[Dataset start]

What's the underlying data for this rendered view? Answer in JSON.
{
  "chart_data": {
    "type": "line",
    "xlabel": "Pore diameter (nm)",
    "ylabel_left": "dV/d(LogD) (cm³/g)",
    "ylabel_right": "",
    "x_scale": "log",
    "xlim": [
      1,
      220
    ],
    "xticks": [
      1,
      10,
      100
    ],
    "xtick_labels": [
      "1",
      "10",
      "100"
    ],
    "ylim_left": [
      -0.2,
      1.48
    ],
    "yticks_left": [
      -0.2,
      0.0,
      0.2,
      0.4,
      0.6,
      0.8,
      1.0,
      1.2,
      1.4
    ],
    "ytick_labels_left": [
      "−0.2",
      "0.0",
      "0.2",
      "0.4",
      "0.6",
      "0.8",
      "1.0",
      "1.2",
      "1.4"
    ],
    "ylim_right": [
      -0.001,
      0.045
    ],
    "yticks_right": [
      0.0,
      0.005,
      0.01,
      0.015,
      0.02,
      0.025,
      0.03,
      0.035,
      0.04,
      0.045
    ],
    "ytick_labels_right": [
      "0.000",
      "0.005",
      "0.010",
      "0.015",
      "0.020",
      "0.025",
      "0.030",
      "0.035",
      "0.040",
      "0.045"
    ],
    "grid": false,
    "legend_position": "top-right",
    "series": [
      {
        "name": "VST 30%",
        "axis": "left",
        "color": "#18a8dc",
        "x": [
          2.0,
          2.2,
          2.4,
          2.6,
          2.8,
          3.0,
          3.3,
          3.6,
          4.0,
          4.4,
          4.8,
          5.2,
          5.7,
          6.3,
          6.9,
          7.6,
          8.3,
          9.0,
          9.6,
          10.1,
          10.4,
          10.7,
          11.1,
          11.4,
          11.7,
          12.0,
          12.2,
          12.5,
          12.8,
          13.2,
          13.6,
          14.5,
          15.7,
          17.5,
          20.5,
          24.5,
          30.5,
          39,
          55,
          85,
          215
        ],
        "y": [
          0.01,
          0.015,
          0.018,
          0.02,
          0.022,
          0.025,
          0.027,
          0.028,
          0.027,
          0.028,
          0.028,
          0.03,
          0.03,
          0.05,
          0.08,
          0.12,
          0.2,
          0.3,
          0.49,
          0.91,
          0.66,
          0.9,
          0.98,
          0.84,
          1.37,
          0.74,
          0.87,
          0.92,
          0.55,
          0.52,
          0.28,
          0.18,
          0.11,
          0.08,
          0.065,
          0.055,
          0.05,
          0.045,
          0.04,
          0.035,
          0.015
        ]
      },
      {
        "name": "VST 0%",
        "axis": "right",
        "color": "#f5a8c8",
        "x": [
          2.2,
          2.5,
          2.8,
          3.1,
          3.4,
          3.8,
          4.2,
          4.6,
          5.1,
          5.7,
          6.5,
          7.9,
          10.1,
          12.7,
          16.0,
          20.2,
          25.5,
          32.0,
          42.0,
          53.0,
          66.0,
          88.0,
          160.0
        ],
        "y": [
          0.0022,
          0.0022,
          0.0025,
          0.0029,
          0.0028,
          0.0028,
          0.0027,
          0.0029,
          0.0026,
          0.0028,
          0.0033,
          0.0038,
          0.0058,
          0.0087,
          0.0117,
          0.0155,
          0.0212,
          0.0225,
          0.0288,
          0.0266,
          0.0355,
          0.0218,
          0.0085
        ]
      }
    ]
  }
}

[Dataset end]

* [Problem to work on]
Please return the data above exactly as given.

* [Answer to the task]
What's the underlying data for this rendered view? Answer in JSON.
{
  "chart_data": {
    "type": "line",
    "xlabel": "Pore diameter (nm)",
    "ylabel_left": "dV/d(LogD) (cm³/g)",
    "ylabel_right": "",
    "x_scale": "log",
    "xlim": [
      1,
      220
    ],
    "xticks": [
      1,
      10,
      100
    ],
    "xtick_labels": [
      "1",
      "10",
      "100"
    ],
    "ylim_left": [
      -0.2,
      1.48
    ],
    "yticks_left": [
      -0.2,
      0.0,
      0.2,
      0.4,
      0.6,
      0.8,
      1.0,
      1.2,
      1.4
    ],
    "ytick_labels_left": [
      "−0.2",
      "0.0",
      "0.2",
      "0.4",
      "0.6",
      "0.8",
      "1.0",
      "1.2",
      "1.4"
    ],
    "ylim_right": [
      -0.001,
      0.045
    ],
    "yticks_right": [
      0.0,
      0.005,
      0.01,
      0.015,
      0.02,
      0.025,
      0.03,
      0.035,
      0.04,
      0.045
    ],
    "ytick_labels_right": [
      "0.000",
      "0.005",
      "0.010",
      "0.015",
      "0.020",
      "0.025",
      "0.030",
      "0.035",
      "0.040",
      "0.045"
    ],
    "grid": false,
    "legend_position": "top-right",
    "series": [
      {
        "name": "VST 30%",
        "axis": "left",
        "color": "#18a8dc",
        "x": [
          2.0,
          2.2,
          2.4,
          2.6,
          2.8,
          3.0,
          3.3,
          3.6,
          4.0,
          4.4,
          4.8,
          5.2,
          5.7,
          6.3,
          6.9,
          7.6,
          8.3,
          9.0,
          9.6,
          10.1,
          10.4,
          10.7,
          11.1,
          11.4,
          11.7,
          12.0,
          12.2,
          12.5,
          12.8,
          13.2,
          13.6,
          14.5,
          15.7,
          17.5,
          20.5,
          24.5,
          30.5,
          39,
          55,
          85,
          215
        ],
        "y": [
          0.01,
          0.015,
          0.018,
          0.02,
          0.022,
          0.025,
          0.027,
          0.028,
          0.027,
          0.028,
          0.028,
          0.03,
          0.03,
          0.05,
          0.08,
          0.12,
          0.2,
          0.3,
          0.49,
          0.91,
          0.66,
          0.9,
          0.98,
          0.84,
          1.37,
          0.74,
          0.87,
          0.92,
          0.55,
          0.52,
          0.28,
          0.18,
          0.11,
          0.08,
          0.065,
          0.055,
          0.05,
          0.045,
          0.04,
          0.035,
          0.015
        ]
      },
      {
        "name": "VST 0%",
        "axis": "right",
        "color": "#f5a8c8",
        "x": [
          2.2,
          2.5,
          2.8,
          3.1,
          3.4,
          3.8,
          4.2,
          4.6,
          5.1,
          5.7,
          6.5,
          7.9,
          10.1,
          12.7,
          16.0,
          20.2,
          25.5,
          32.0,
          42.0,
          53.0,
          66.0,
          88.0,
          160.0
        ],
        "y": [
          0.0022,
          0.0022,
          0.0025,
          0.0029,
          0.0028,
          0.0028,
          0.0027,
          0.0029,
          0.0026,
          0.0028,
          0.0033,
          0.0038,
          0.0058,
          0.0087,
          0.0117,
          0.0155,
          0.0212,
          0.0225,
          0.0288,
          0.0266,
          0.0355,
          0.0218,
          0.0085
        ]
      }
    ]
  }
}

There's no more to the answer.